**PROMPT:** Write out exactly the lines from the one with "Read out every word on this page." through the last line. Pictures stay out.
..............................
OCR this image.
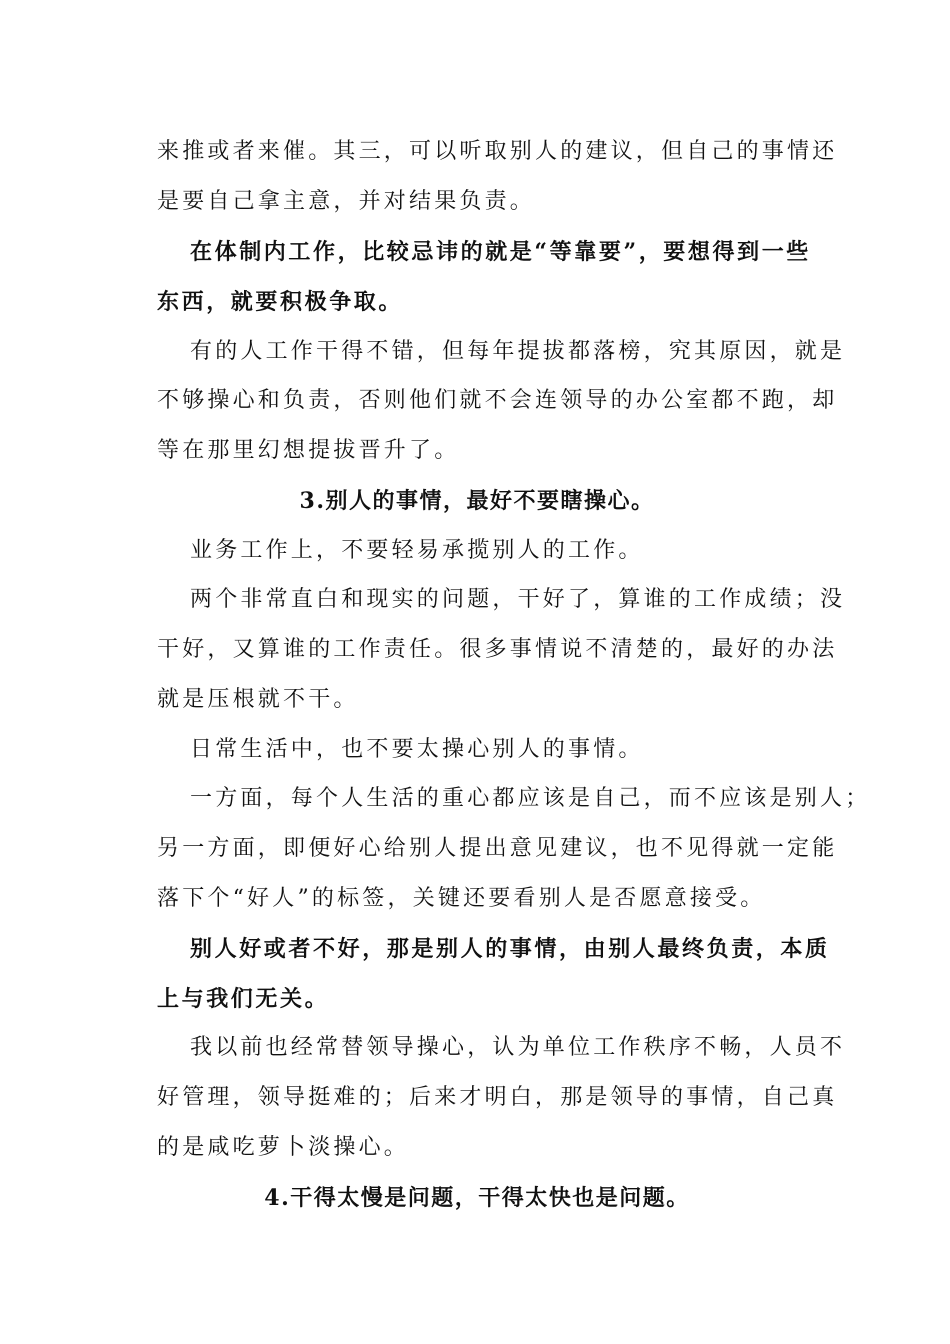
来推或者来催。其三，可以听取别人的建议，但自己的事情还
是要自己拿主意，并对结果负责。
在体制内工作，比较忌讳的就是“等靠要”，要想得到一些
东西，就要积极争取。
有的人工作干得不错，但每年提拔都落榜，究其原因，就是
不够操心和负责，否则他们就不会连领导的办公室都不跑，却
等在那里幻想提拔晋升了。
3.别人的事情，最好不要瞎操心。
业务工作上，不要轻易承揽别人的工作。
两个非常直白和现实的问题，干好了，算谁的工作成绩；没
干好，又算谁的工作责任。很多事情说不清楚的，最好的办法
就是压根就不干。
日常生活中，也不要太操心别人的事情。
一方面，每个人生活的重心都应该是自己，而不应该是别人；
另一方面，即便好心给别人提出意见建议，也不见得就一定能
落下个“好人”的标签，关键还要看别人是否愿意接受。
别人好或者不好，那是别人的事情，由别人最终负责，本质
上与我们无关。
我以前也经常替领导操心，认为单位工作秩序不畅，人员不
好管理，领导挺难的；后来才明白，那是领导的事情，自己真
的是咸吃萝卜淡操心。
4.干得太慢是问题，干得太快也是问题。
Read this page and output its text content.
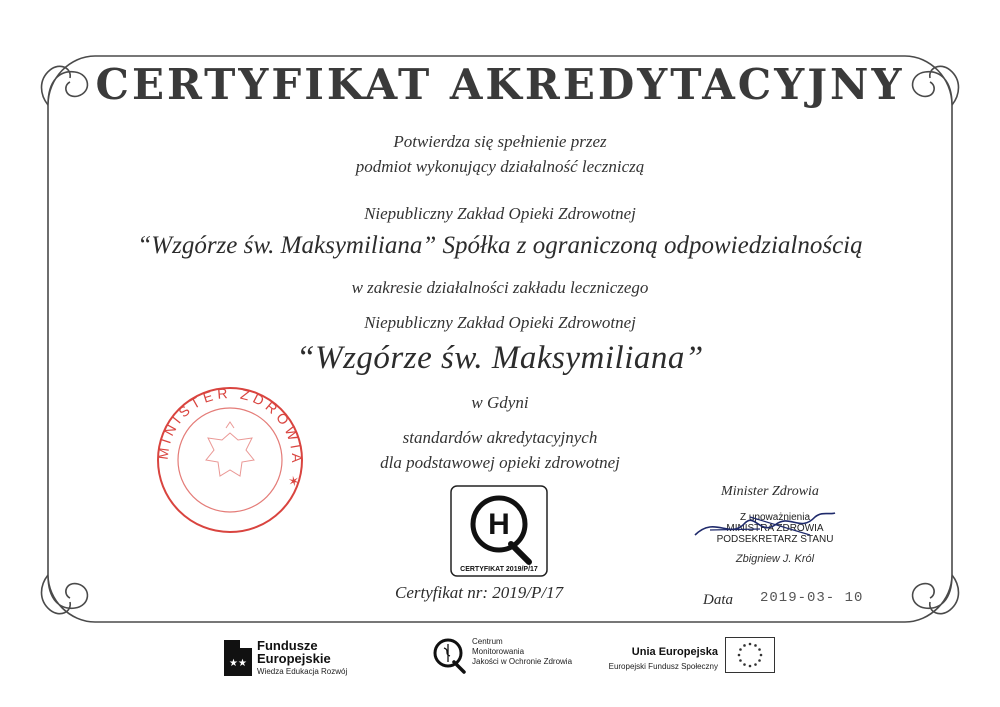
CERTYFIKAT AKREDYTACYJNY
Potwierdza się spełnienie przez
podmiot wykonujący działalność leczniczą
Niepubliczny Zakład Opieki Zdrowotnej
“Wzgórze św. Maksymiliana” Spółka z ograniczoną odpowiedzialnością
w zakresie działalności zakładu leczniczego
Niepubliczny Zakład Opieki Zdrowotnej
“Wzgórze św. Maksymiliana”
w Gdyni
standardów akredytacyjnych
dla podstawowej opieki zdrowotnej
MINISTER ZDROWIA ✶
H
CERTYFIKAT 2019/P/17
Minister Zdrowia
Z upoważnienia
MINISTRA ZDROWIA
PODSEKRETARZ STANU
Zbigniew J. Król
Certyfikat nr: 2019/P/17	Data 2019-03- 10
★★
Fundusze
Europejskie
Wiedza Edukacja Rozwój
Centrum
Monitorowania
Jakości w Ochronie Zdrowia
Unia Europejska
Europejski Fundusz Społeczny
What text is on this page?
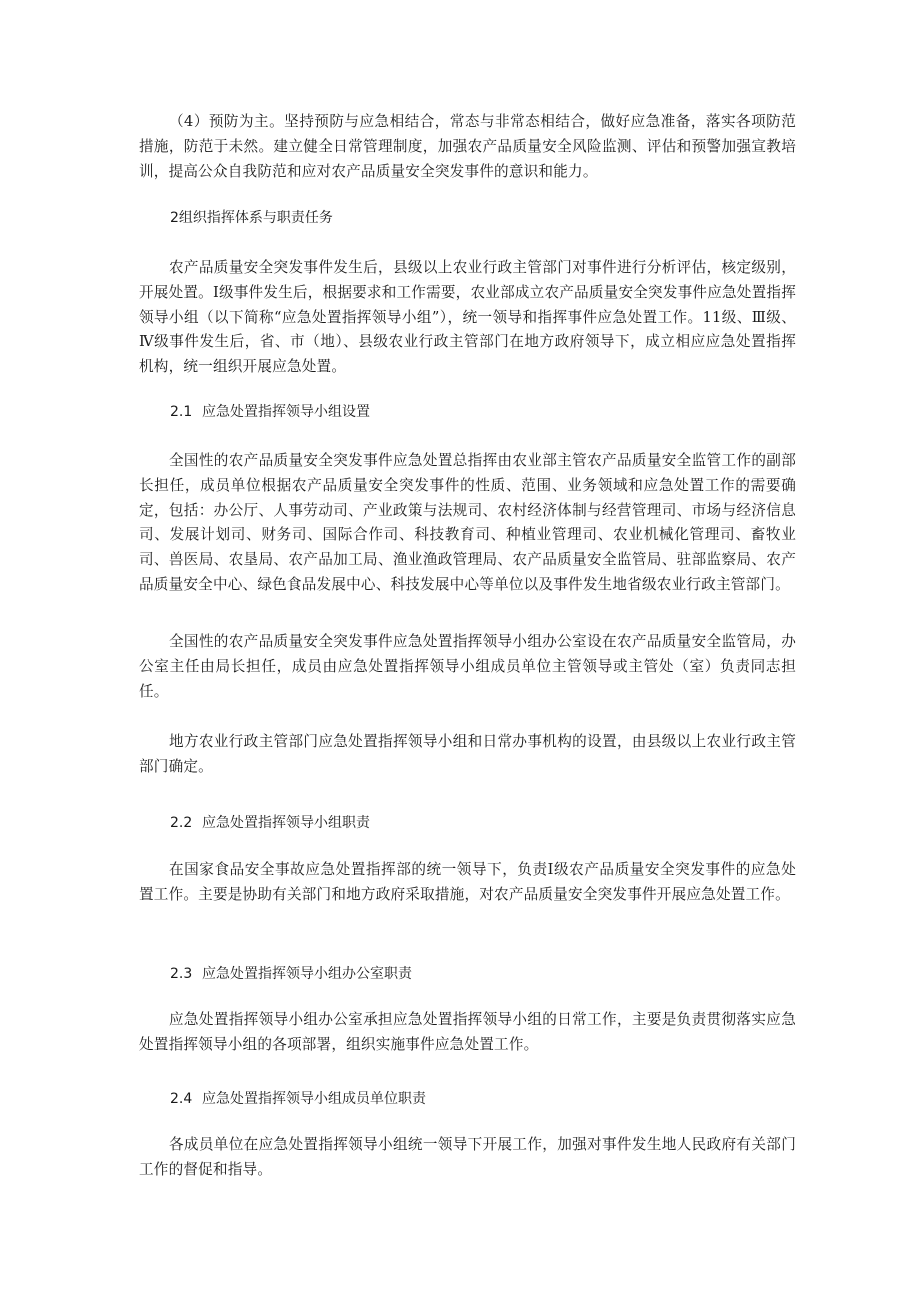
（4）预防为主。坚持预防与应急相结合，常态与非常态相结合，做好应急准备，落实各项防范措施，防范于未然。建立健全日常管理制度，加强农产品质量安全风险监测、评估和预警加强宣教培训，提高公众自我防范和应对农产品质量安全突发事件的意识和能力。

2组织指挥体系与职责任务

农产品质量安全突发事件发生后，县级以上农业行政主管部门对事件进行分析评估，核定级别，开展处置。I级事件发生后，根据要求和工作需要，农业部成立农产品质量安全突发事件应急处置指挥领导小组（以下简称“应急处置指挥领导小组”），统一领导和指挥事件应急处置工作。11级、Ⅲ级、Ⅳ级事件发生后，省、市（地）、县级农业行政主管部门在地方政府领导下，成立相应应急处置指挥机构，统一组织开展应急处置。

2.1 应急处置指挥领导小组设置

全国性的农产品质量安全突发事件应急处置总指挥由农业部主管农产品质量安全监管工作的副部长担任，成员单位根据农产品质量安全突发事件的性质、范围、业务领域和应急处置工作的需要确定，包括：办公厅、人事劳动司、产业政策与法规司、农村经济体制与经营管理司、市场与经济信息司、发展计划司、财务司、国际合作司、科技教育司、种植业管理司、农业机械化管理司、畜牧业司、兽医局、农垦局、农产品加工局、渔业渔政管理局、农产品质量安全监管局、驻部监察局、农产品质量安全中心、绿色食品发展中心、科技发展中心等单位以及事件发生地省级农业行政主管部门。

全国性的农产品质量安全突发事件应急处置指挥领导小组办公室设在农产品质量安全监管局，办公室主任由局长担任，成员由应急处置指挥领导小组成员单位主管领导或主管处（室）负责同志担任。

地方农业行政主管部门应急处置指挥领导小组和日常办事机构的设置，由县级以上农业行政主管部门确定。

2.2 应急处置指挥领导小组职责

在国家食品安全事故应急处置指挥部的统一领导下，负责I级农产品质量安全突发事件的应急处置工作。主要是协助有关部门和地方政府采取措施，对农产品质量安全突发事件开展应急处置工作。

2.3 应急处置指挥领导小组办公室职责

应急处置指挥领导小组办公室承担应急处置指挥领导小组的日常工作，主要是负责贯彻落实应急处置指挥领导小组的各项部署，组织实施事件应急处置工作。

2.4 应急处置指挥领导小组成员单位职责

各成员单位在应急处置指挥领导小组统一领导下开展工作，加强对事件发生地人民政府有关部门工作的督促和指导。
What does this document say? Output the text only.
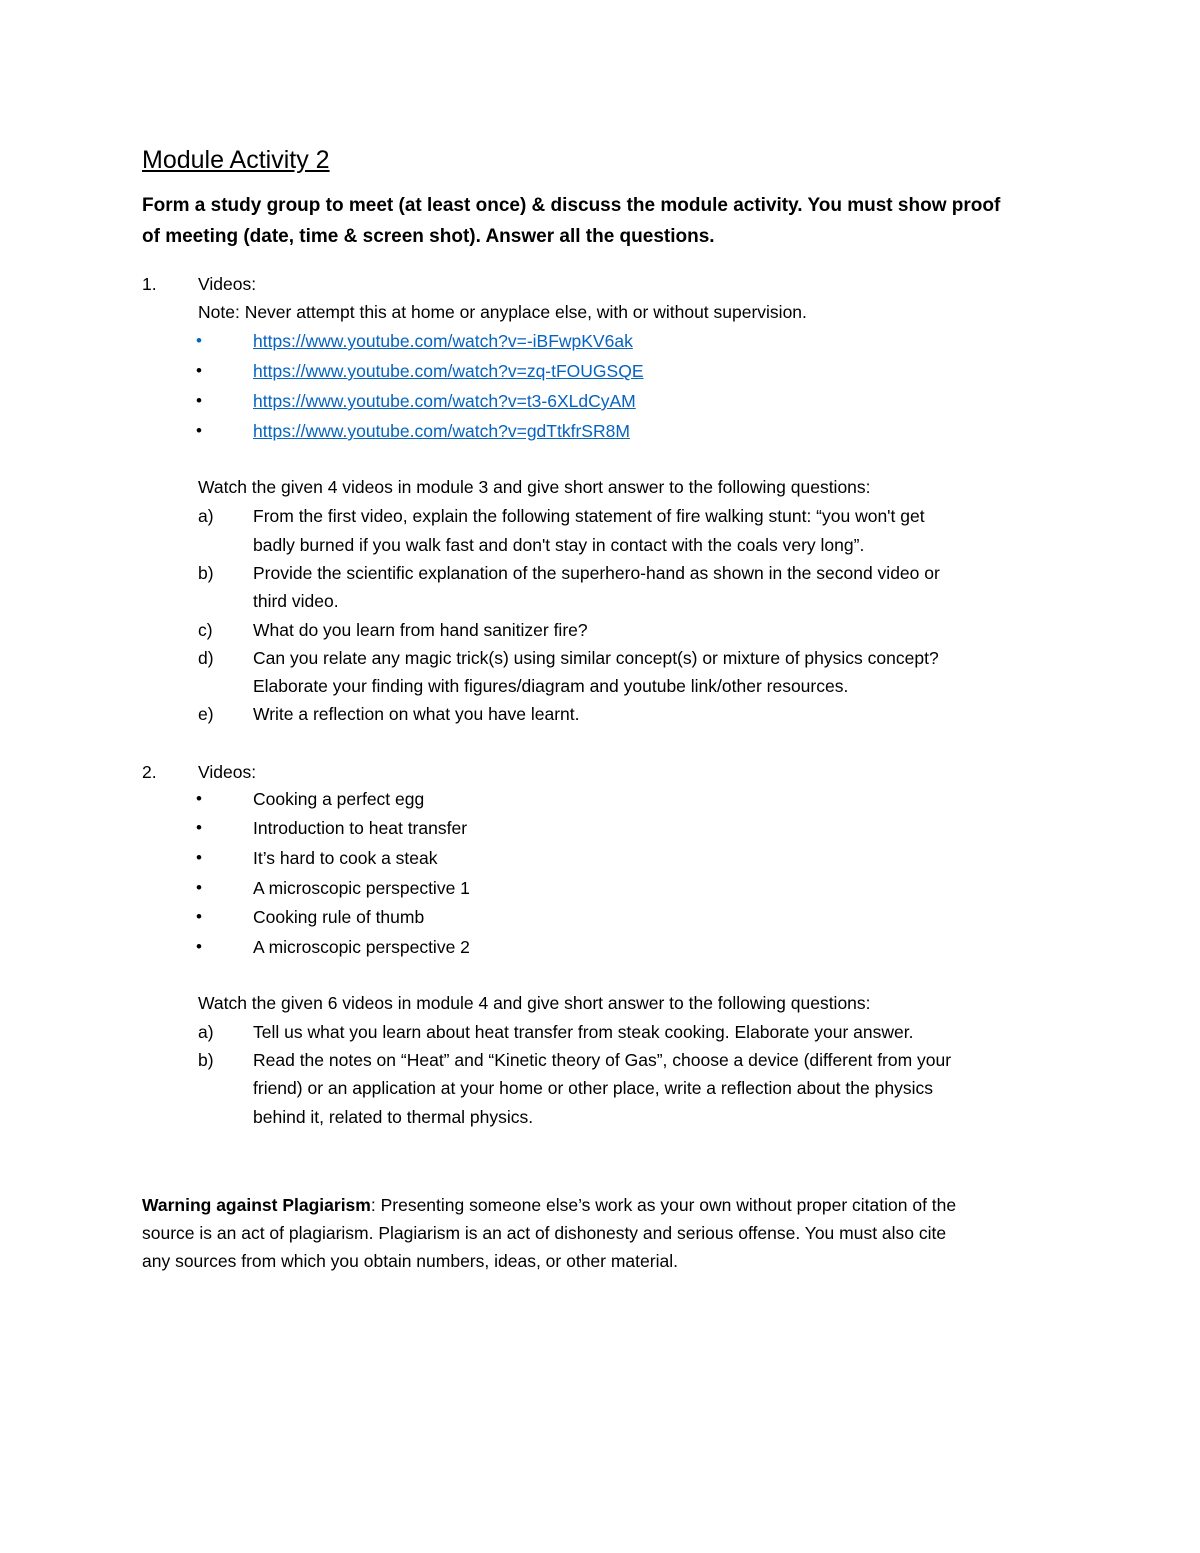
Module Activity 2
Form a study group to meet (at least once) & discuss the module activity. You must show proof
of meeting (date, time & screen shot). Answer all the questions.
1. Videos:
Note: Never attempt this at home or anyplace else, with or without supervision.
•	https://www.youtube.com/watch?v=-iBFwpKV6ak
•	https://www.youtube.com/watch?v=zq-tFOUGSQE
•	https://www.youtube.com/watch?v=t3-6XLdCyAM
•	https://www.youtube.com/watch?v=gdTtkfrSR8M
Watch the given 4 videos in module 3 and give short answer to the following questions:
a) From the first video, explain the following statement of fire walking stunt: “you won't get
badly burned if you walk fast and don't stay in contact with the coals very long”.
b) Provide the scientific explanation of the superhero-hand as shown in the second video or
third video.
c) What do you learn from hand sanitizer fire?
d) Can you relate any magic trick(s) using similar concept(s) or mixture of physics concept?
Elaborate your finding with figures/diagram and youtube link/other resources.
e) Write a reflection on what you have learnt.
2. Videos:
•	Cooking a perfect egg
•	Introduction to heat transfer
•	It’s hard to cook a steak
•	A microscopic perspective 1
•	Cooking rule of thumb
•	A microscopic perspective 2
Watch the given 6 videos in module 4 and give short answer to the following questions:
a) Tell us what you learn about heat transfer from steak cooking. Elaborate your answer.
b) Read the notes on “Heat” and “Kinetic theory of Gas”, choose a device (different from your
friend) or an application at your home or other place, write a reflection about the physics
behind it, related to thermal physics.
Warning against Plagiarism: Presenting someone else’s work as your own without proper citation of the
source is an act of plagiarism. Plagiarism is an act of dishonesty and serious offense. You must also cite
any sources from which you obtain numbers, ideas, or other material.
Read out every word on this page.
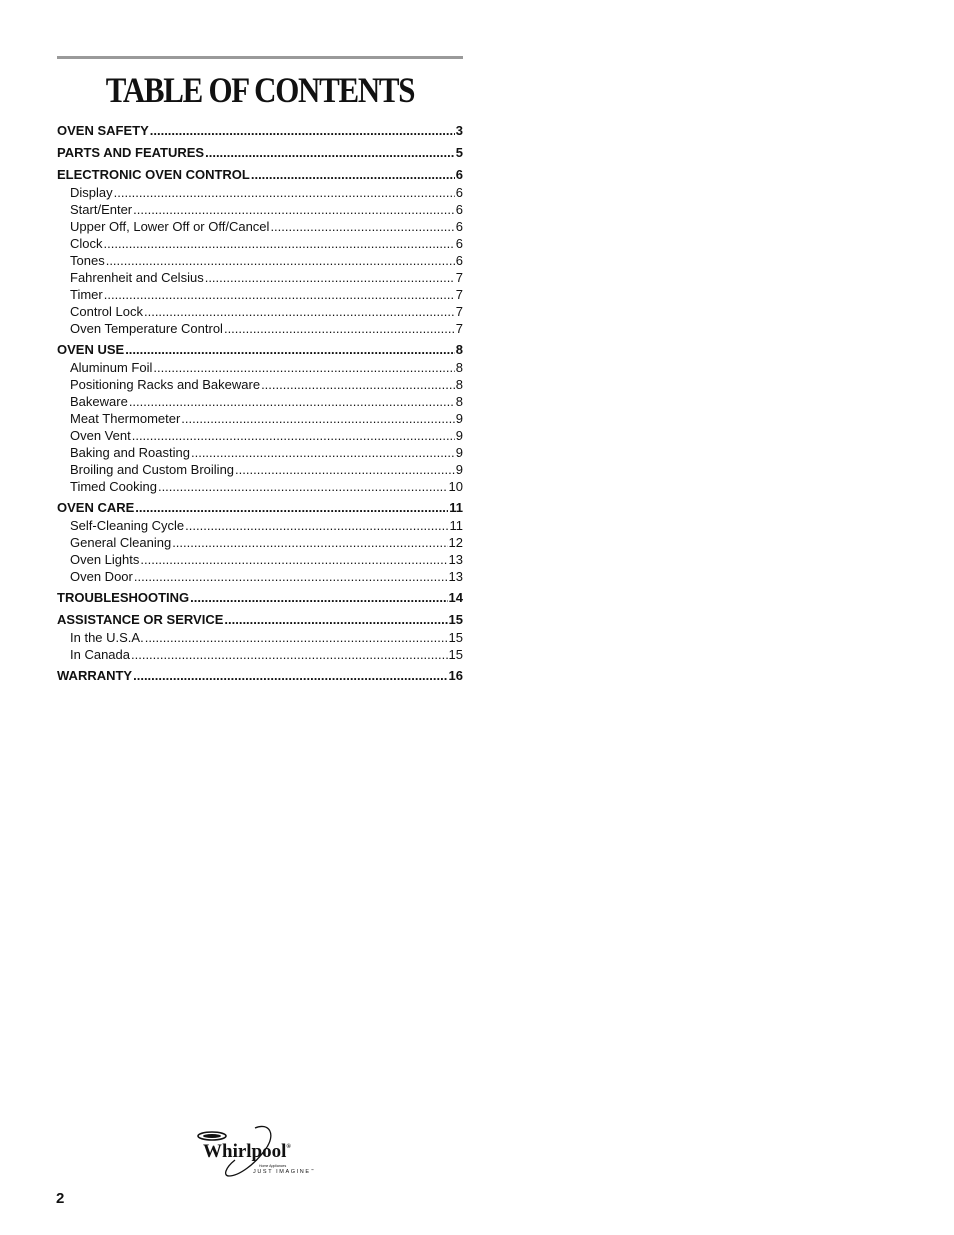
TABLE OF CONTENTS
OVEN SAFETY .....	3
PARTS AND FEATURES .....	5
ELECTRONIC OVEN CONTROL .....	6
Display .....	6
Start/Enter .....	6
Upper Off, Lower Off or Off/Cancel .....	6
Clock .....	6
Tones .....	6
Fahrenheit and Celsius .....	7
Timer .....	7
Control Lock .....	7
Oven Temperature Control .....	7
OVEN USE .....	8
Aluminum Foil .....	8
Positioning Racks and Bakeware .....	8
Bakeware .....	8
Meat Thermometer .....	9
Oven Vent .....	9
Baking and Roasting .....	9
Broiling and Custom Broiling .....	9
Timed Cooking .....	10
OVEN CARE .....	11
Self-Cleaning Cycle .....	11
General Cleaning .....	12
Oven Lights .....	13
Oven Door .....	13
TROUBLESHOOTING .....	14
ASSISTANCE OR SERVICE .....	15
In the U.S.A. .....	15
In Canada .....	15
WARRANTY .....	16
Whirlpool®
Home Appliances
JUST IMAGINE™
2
..............................
**SOLUTION TO THIS EXERCISE:**
Read out every word on this page.
TABLE OF CONTENTS
OVEN SAFETY .....	3
PARTS AND FEATURES .....	5
ELECTRONIC OVEN CONTROL .....	6
Display .....	6
Start/Enter .....	6
Upper Off, Lower Off or Off/Cancel .....	6
Clock .....	6
Tones .....	6
Fahrenheit and Celsius .....	7
Timer .....	7
Control Lock .....	7
Oven Temperature Control .....	7
OVEN USE .....	8
Aluminum Foil .....	8
Positioning Racks and Bakeware .....	8
Bakeware .....	8
Meat Thermometer .....	9
Oven Vent .....	9
Baking and Roasting .....	9
Broiling and Custom Broiling .....	9
Timed Cooking .....	10
OVEN CARE .....	11
Self-Cleaning Cycle .....	11
General Cleaning .....	12
Oven Lights .....	13
Oven Door .....	13
TROUBLESHOOTING .....	14
ASSISTANCE OR SERVICE .....	15
In the U.S.A. .....	15
In Canada .....	15
WARRANTY .....	16
Whirlpool®
Home Appliances
JUST IMAGINE™
2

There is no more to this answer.